[[ Given information open ]]

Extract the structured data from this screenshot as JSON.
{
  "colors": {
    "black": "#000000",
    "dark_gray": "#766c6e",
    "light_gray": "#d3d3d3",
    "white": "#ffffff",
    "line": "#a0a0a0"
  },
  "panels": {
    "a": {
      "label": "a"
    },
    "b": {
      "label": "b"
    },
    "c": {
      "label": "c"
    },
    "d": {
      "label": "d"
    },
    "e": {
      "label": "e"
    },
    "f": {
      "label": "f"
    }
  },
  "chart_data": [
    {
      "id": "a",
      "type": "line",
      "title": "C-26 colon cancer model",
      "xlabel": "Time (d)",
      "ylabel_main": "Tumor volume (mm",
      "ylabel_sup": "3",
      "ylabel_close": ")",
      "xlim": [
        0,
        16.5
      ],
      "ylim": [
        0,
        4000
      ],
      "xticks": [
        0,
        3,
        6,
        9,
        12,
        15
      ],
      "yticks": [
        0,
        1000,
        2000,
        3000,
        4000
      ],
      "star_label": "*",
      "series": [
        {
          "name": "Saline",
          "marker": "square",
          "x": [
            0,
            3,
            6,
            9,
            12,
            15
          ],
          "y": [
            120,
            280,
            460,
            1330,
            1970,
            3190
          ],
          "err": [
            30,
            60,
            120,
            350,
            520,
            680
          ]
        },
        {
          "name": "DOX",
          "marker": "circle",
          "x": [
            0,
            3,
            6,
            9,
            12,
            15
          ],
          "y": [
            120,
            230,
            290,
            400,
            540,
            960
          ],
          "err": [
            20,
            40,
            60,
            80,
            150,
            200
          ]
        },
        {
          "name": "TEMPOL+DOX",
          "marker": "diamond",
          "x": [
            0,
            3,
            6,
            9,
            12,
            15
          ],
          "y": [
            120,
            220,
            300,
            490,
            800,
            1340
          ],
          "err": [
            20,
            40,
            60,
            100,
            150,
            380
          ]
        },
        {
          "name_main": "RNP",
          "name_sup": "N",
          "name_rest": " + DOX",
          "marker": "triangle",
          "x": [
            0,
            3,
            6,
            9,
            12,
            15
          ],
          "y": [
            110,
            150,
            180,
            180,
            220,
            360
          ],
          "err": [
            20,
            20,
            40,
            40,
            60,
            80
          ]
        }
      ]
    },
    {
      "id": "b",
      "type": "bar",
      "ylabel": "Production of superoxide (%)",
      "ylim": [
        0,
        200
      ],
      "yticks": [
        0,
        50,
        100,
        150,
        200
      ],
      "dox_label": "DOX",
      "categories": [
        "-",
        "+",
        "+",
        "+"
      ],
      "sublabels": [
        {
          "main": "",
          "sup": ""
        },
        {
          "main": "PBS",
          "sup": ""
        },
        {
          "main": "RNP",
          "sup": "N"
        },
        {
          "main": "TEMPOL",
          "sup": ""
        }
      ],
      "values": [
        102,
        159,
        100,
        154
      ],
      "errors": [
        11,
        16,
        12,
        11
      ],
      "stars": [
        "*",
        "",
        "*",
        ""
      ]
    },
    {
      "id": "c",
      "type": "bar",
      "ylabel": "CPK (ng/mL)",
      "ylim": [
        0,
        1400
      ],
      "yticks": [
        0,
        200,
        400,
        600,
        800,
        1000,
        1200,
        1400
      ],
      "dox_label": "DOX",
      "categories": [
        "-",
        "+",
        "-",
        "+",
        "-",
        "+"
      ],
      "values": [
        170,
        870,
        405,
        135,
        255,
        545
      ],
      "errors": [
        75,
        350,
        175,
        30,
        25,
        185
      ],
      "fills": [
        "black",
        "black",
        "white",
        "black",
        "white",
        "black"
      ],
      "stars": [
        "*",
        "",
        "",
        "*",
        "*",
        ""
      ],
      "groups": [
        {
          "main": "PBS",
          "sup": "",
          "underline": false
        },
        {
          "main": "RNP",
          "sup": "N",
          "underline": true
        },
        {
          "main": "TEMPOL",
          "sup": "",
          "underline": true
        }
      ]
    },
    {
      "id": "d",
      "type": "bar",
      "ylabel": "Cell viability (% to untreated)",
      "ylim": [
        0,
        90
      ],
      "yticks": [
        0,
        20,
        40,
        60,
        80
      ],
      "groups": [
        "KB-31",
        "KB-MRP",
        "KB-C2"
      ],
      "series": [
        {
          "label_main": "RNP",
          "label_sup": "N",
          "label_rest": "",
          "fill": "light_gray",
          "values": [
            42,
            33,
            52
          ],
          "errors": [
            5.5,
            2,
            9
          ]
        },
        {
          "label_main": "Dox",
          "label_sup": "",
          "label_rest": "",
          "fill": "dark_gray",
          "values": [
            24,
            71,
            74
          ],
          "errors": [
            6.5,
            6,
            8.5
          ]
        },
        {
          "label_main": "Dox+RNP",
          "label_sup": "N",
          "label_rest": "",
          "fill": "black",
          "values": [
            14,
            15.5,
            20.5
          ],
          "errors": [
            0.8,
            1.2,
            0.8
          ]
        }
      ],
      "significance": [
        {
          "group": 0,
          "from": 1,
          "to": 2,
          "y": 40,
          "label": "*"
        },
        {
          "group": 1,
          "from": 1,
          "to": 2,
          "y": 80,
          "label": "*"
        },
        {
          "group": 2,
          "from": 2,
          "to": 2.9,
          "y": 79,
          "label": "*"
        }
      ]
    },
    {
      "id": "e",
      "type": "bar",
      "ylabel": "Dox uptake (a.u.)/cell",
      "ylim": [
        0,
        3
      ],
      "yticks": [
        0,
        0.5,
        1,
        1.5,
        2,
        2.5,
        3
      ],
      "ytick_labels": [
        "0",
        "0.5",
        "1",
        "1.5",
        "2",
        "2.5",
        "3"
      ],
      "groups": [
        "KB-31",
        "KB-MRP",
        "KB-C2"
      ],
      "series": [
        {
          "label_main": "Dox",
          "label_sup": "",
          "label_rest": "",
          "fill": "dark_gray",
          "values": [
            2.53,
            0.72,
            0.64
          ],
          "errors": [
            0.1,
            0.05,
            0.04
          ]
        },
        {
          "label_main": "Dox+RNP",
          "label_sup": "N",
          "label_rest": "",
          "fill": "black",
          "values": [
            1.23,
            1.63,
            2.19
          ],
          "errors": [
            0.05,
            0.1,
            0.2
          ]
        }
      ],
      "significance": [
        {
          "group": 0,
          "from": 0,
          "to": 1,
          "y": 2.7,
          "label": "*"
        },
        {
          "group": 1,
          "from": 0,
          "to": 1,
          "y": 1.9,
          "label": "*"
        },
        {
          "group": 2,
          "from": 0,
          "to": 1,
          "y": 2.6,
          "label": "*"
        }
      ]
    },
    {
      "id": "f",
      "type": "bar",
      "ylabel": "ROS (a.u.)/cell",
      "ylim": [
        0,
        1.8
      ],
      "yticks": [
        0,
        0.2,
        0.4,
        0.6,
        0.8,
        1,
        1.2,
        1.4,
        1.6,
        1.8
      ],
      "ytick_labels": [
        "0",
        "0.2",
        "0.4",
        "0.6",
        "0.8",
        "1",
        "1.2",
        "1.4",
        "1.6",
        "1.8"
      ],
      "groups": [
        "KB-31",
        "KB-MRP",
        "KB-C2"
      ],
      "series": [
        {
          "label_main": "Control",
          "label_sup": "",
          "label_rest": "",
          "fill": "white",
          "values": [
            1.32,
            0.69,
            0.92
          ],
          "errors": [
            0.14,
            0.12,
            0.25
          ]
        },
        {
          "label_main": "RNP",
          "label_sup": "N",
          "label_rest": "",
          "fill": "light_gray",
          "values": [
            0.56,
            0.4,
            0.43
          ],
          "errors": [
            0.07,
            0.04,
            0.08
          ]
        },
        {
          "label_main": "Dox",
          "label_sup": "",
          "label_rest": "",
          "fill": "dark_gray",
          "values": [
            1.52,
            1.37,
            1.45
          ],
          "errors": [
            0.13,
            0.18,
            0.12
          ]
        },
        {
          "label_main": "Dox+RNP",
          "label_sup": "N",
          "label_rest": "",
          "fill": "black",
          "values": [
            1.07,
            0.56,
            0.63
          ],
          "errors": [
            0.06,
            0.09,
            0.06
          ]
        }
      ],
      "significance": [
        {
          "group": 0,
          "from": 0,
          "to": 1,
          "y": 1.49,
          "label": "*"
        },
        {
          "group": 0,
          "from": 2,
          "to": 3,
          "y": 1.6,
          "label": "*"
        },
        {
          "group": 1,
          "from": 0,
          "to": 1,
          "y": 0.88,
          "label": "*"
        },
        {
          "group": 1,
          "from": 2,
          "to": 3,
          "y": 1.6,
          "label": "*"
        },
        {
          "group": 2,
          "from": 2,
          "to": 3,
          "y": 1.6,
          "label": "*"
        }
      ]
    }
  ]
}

[[ Given information closed ]]

> **Exercise**
For the word "white", find every line in the data that holds it and copy that line.

> **Exercise response**
    "white": "#ffffff",
        "white",
        "white",
          "fill": "white",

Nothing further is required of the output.